◆ Some records:

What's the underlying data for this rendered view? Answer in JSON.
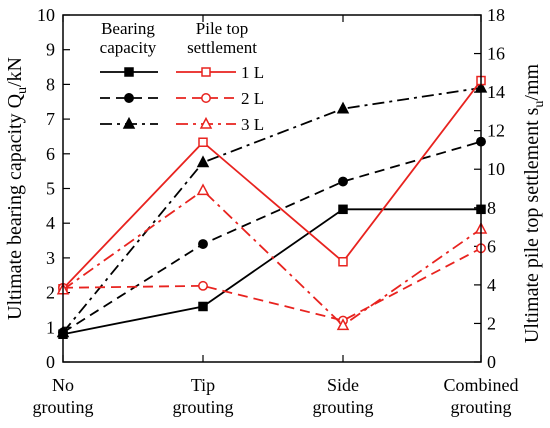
{
  "chart_data": {
    "type": "line",
    "categories": [
      [
        "No",
        "grouting"
      ],
      [
        "Tip",
        "grouting"
      ],
      [
        "Side",
        "grouting"
      ],
      [
        "Combined",
        "grouting"
      ]
    ],
    "ylabel_left": "Ultimate bearing capacity Q",
    "ylabel_left_sub": "u",
    "ylabel_left_unit": "/kN",
    "ylabel_right": "Ultimate pile top settlement s",
    "ylabel_right_sub": "u",
    "ylabel_right_unit": "/mm",
    "ylim_left": [
      0,
      10
    ],
    "ylim_right": [
      0,
      18
    ],
    "yticks_left": [
      0,
      1,
      2,
      3,
      4,
      5,
      6,
      7,
      8,
      9,
      10
    ],
    "yticks_right": [
      0,
      2,
      4,
      6,
      8,
      10,
      12,
      14,
      16,
      18
    ],
    "legend": {
      "header_bearing": [
        "Bearing",
        "capacity"
      ],
      "header_settlement": [
        "Pile top",
        "settlement"
      ],
      "labels": [
        "1 L",
        "2 L",
        "3 L"
      ]
    },
    "series": [
      {
        "group": "bearing",
        "axis": "left",
        "label": "1 L",
        "values": [
          0.8,
          1.6,
          4.4,
          4.4
        ],
        "color": "#000000",
        "dash": "solid",
        "marker": "square",
        "filled": true
      },
      {
        "group": "bearing",
        "axis": "left",
        "label": "2 L",
        "values": [
          0.85,
          3.4,
          5.2,
          6.35
        ],
        "color": "#000000",
        "dash": "dash",
        "marker": "circle",
        "filled": true
      },
      {
        "group": "bearing",
        "axis": "left",
        "label": "3 L",
        "values": [
          0.85,
          5.75,
          7.3,
          7.9
        ],
        "color": "#000000",
        "dash": "dashdot",
        "marker": "triangle",
        "filled": true
      },
      {
        "group": "settlement",
        "axis": "right",
        "label": "1 L",
        "values": [
          3.8,
          11.4,
          5.2,
          14.6
        ],
        "color": "#e8231f",
        "dash": "solid",
        "marker": "square",
        "filled": false
      },
      {
        "group": "settlement",
        "axis": "right",
        "label": "2 L",
        "values": [
          3.85,
          3.95,
          2.15,
          5.9
        ],
        "color": "#e8231f",
        "dash": "dash",
        "marker": "circle",
        "filled": false
      },
      {
        "group": "settlement",
        "axis": "right",
        "label": "3 L",
        "values": [
          3.75,
          8.9,
          1.9,
          6.9
        ],
        "color": "#e8231f",
        "dash": "dashdot",
        "marker": "triangle",
        "filled": false
      }
    ]
  }
}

◆ To do: Reproduce each record above by retyping it exactly; omit all images.

◆ Right answer:
What's the underlying data for this rendered view? Answer in JSON.
{
  "chart_data": {
    "type": "line",
    "categories": [
      [
        "No",
        "grouting"
      ],
      [
        "Tip",
        "grouting"
      ],
      [
        "Side",
        "grouting"
      ],
      [
        "Combined",
        "grouting"
      ]
    ],
    "ylabel_left": "Ultimate bearing capacity Q",
    "ylabel_left_sub": "u",
    "ylabel_left_unit": "/kN",
    "ylabel_right": "Ultimate pile top settlement s",
    "ylabel_right_sub": "u",
    "ylabel_right_unit": "/mm",
    "ylim_left": [
      0,
      10
    ],
    "ylim_right": [
      0,
      18
    ],
    "yticks_left": [
      0,
      1,
      2,
      3,
      4,
      5,
      6,
      7,
      8,
      9,
      10
    ],
    "yticks_right": [
      0,
      2,
      4,
      6,
      8,
      10,
      12,
      14,
      16,
      18
    ],
    "legend": {
      "header_bearing": [
        "Bearing",
        "capacity"
      ],
      "header_settlement": [
        "Pile top",
        "settlement"
      ],
      "labels": [
        "1 L",
        "2 L",
        "3 L"
      ]
    },
    "series": [
      {
        "group": "bearing",
        "axis": "left",
        "label": "1 L",
        "values": [
          0.8,
          1.6,
          4.4,
          4.4
        ],
        "color": "#000000",
        "dash": "solid",
        "marker": "square",
        "filled": true
      },
      {
        "group": "bearing",
        "axis": "left",
        "label": "2 L",
        "values": [
          0.85,
          3.4,
          5.2,
          6.35
        ],
        "color": "#000000",
        "dash": "dash",
        "marker": "circle",
        "filled": true
      },
      {
        "group": "bearing",
        "axis": "left",
        "label": "3 L",
        "values": [
          0.85,
          5.75,
          7.3,
          7.9
        ],
        "color": "#000000",
        "dash": "dashdot",
        "marker": "triangle",
        "filled": true
      },
      {
        "group": "settlement",
        "axis": "right",
        "label": "1 L",
        "values": [
          3.8,
          11.4,
          5.2,
          14.6
        ],
        "color": "#e8231f",
        "dash": "solid",
        "marker": "square",
        "filled": false
      },
      {
        "group": "settlement",
        "axis": "right",
        "label": "2 L",
        "values": [
          3.85,
          3.95,
          2.15,
          5.9
        ],
        "color": "#e8231f",
        "dash": "dash",
        "marker": "circle",
        "filled": false
      },
      {
        "group": "settlement",
        "axis": "right",
        "label": "3 L",
        "values": [
          3.75,
          8.9,
          1.9,
          6.9
        ],
        "color": "#e8231f",
        "dash": "dashdot",
        "marker": "triangle",
        "filled": false
      }
    ]
  }
}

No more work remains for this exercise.